-- Start of Records provided --

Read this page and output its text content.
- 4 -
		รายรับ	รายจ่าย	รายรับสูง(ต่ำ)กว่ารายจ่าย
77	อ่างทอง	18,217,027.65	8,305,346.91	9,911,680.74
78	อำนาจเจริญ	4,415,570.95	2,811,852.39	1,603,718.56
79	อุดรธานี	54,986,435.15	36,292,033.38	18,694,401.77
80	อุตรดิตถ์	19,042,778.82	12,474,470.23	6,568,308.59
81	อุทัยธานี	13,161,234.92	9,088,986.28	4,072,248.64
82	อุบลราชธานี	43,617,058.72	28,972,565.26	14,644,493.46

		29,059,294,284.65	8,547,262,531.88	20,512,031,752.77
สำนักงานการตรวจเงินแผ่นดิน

-- End of Records provided --
-- Start of Records provided --

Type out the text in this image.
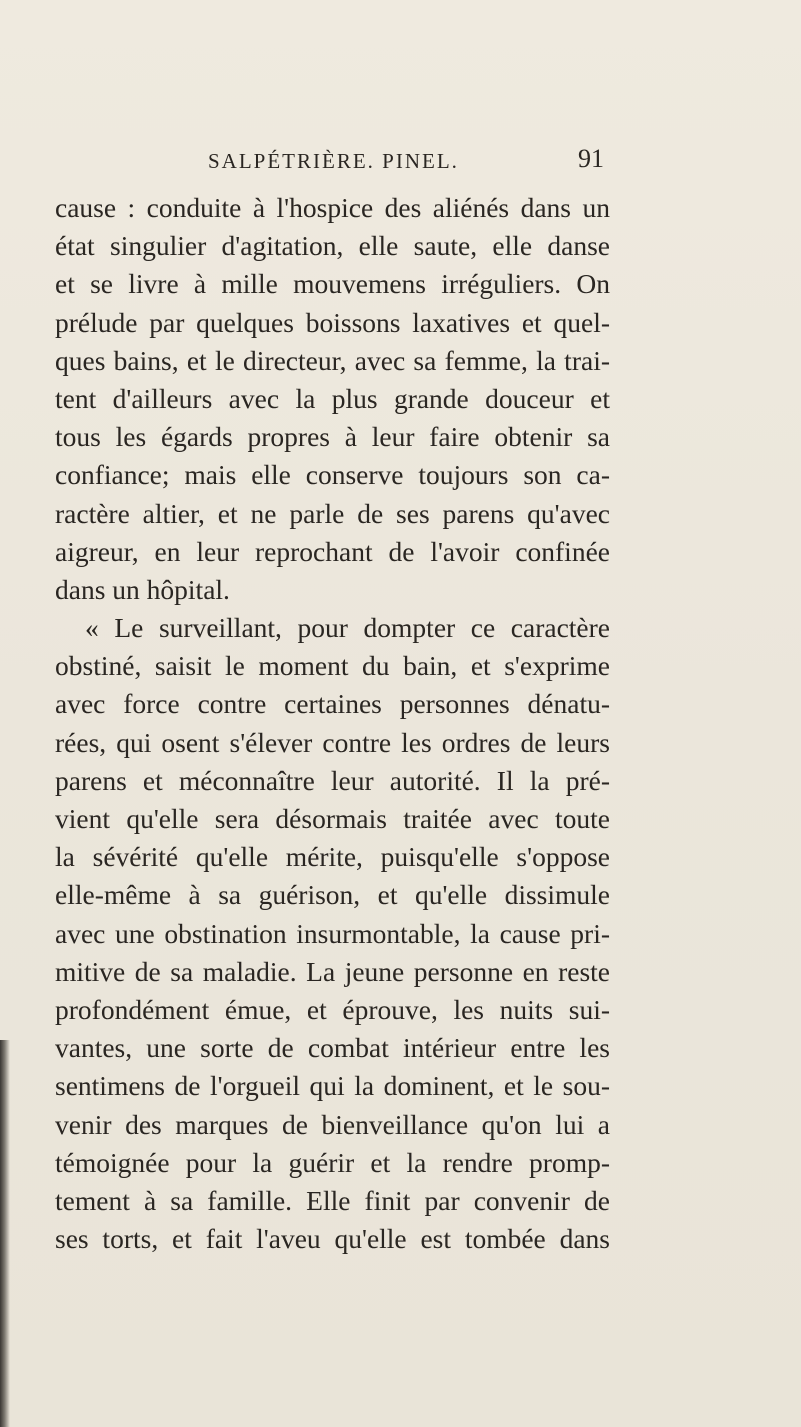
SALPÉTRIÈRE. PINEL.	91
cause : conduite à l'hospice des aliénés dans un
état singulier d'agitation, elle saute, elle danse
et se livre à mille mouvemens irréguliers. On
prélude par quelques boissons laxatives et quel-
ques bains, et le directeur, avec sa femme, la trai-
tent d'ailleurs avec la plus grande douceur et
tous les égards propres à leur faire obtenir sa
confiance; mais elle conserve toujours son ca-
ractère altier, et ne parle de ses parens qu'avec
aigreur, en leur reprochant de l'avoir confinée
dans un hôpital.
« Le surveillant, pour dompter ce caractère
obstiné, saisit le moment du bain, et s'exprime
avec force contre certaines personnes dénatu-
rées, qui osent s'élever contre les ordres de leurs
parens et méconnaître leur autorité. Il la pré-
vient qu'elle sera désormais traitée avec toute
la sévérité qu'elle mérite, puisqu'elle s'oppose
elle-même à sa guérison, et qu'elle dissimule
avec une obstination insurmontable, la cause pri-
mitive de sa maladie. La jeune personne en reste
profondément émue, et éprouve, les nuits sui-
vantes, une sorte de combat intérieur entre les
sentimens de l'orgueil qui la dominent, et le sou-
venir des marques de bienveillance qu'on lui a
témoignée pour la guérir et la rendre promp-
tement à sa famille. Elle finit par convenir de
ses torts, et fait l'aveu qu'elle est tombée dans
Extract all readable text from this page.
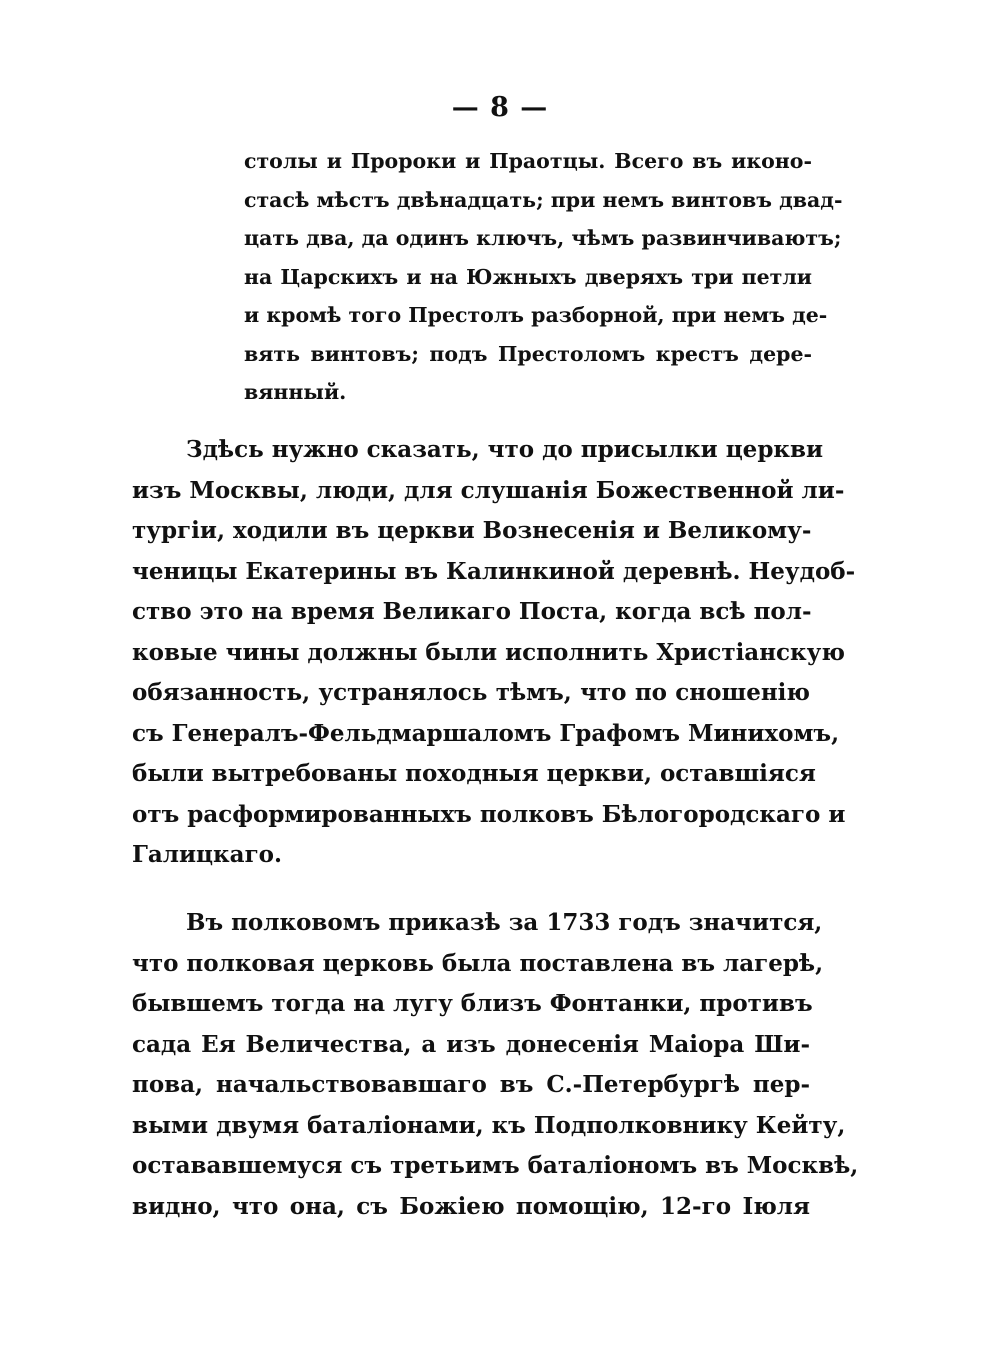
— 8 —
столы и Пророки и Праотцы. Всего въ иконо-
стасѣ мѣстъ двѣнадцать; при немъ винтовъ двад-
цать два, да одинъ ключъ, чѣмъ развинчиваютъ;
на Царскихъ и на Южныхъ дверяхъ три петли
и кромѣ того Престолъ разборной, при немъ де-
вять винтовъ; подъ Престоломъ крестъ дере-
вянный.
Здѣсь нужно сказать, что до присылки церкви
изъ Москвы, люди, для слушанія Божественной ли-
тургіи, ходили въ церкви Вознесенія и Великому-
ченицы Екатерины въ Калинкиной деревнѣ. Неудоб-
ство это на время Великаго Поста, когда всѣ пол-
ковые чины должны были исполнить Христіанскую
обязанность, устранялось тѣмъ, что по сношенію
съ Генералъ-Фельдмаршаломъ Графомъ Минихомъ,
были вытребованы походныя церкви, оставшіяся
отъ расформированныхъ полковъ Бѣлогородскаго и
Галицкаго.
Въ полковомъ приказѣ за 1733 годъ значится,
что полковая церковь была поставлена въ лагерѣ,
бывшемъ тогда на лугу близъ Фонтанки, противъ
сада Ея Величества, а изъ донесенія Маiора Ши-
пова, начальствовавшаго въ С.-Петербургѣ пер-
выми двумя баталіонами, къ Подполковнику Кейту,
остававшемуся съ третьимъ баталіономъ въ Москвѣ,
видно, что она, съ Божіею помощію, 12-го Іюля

-- End of Records provided --

Which lines include the word "avec"? Copy every one of them.

ques bains, et le directeur, avec sa femme, la trai-
tent d'ailleurs avec la plus grande douceur et
ractère altier, et ne parle de ses parens qu'avec
avec force contre certaines personnes dénatu-
vient qu'elle sera désormais traitée avec toute
avec une obstination insurmontable, la cause pri-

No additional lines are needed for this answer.